Task brief: Restate each line of the listing exactly, without carrying over any pictures.

Supplied information:
■ ■ ■
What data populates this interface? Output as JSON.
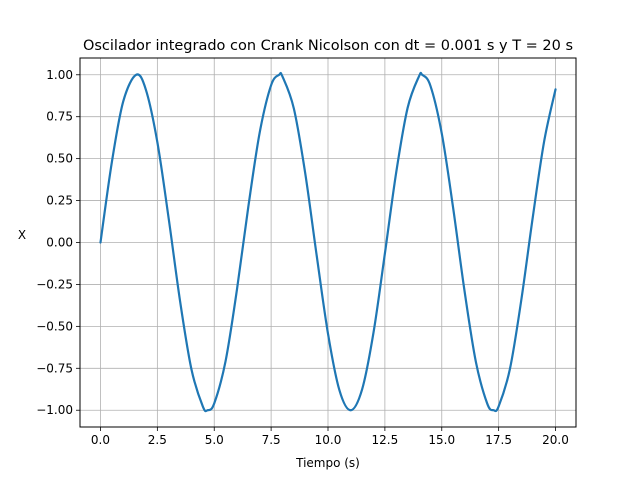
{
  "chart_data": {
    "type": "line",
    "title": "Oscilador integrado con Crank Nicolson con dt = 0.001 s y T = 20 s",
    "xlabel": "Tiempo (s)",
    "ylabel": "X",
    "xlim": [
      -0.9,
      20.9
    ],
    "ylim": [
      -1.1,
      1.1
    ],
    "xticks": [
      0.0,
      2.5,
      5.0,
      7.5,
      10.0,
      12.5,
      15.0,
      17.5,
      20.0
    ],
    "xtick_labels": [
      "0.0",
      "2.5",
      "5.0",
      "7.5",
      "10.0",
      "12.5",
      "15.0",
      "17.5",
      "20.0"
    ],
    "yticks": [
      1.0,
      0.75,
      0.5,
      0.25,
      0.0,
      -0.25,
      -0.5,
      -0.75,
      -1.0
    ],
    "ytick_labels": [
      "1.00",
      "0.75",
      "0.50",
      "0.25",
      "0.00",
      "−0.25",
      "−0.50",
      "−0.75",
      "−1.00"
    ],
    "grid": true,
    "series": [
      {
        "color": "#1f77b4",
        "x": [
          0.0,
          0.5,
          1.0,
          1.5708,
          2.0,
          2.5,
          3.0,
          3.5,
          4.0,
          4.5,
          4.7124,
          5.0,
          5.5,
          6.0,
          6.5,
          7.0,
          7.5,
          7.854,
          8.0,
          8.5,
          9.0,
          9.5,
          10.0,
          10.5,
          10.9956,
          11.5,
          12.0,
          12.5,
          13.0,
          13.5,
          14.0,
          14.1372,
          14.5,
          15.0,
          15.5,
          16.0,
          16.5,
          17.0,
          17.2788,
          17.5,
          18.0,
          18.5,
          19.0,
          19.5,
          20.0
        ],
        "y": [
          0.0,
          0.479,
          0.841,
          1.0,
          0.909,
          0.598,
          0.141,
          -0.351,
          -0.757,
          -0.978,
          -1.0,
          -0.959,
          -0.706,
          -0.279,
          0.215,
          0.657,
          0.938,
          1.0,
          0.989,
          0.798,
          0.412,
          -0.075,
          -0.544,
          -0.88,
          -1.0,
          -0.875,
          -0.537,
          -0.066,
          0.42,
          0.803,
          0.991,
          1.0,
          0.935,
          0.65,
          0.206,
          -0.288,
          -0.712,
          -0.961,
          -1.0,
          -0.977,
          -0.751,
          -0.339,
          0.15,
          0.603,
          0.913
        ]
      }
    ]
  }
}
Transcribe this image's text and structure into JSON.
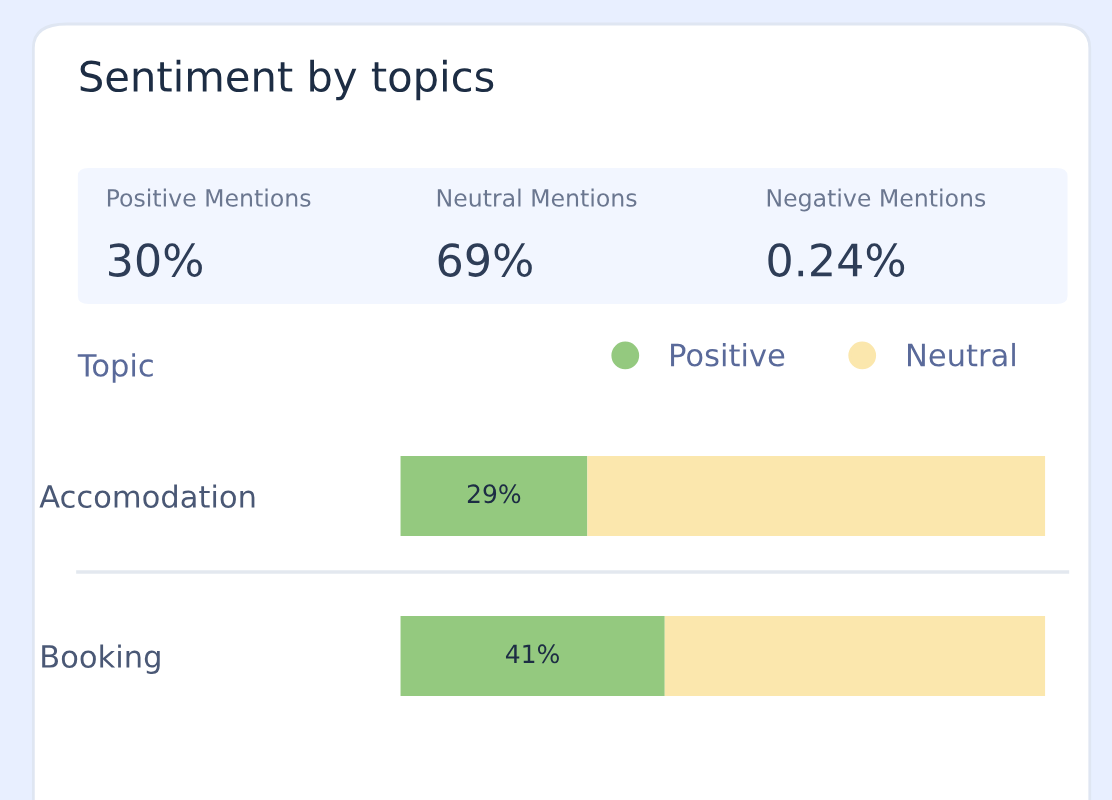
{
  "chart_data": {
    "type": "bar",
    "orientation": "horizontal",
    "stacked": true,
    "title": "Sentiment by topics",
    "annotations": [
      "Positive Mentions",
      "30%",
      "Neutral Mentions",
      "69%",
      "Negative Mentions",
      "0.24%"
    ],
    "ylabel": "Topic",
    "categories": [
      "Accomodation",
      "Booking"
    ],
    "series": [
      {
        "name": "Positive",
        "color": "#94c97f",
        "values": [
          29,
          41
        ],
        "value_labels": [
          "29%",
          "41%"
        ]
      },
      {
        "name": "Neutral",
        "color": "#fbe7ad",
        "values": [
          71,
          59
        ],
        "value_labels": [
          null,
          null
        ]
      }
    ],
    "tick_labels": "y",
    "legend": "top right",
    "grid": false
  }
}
■ ■ ■
Final result:
What data populates this interface? Output as JSON.
{
  "chart_data": {
    "type": "line",
    "title": "Oscilador integrado con Crank Nicolson con dt = 0.001 s y T = 20 s",
    "xlabel": "Tiempo (s)",
    "ylabel": "X",
    "xlim": [
      -0.9,
      20.9
    ],
    "ylim": [
      -1.1,
      1.1
    ],
    "xticks": [
      0.0,
      2.5,
      5.0,
      7.5,
      10.0,
      12.5,
      15.0,
      17.5,
      20.0
    ],
    "xtick_labels": [
      "0.0",
      "2.5",
      "5.0",
      "7.5",
      "10.0",
      "12.5",
      "15.0",
      "17.5",
      "20.0"
    ],
    "yticks": [
      1.0,
      0.75,
      0.5,
      0.25,
      0.0,
      -0.25,
      -0.5,
      -0.75,
      -1.0
    ],
    "ytick_labels": [
      "1.00",
      "0.75",
      "0.50",
      "0.25",
      "0.00",
      "−0.25",
      "−0.50",
      "−0.75",
      "−1.00"
    ],
    "grid": true,
    "series": [
      {
        "color": "#1f77b4",
        "x": [
          0.0,
          0.5,
          1.0,
          1.5708,
          2.0,
          2.5,
          3.0,
          3.5,
          4.0,
          4.5,
          4.7124,
          5.0,
          5.5,
          6.0,
          6.5,
          7.0,
          7.5,
          7.854,
          8.0,
          8.5,
          9.0,
          9.5,
          10.0,
          10.5,
          10.9956,
          11.5,
          12.0,
          12.5,
          13.0,
          13.5,
          14.0,
          14.1372,
          14.5,
          15.0,
          15.5,
          16.0,
          16.5,
          17.0,
          17.2788,
          17.5,
          18.0,
          18.5,
          19.0,
          19.5,
          20.0
        ],
        "y": [
          0.0,
          0.479,
          0.841,
          1.0,
          0.909,
          0.598,
          0.141,
          -0.351,
          -0.757,
          -0.978,
          -1.0,
          -0.959,
          -0.706,
          -0.279,
          0.215,
          0.657,
          0.938,
          1.0,
          0.989,
          0.798,
          0.412,
          -0.075,
          -0.544,
          -0.88,
          -1.0,
          -0.875,
          -0.537,
          -0.066,
          0.42,
          0.803,
          0.991,
          1.0,
          0.935,
          0.65,
          0.206,
          -0.288,
          -0.712,
          -0.961,
          -1.0,
          -0.977,
          -0.751,
          -0.339,
          0.15,
          0.603,
          0.913
        ]
      }
    ]
  }
}
Transcribe this image's text and structure into JSON.
{
  "chart_data": {
    "type": "bar",
    "orientation": "horizontal",
    "stacked": true,
    "title": "Sentiment by topics",
    "annotations": [
      "Positive Mentions",
      "30%",
      "Neutral Mentions",
      "69%",
      "Negative Mentions",
      "0.24%"
    ],
    "ylabel": "Topic",
    "categories": [
      "Accomodation",
      "Booking"
    ],
    "series": [
      {
        "name": "Positive",
        "color": "#94c97f",
        "values": [
          29,
          41
        ],
        "value_labels": [
          "29%",
          "41%"
        ]
      },
      {
        "name": "Neutral",
        "color": "#fbe7ad",
        "values": [
          71,
          59
        ],
        "value_labels": [
          null,
          null
        ]
      }
    ],
    "tick_labels": "y",
    "legend": "top right",
    "grid": false
  }
}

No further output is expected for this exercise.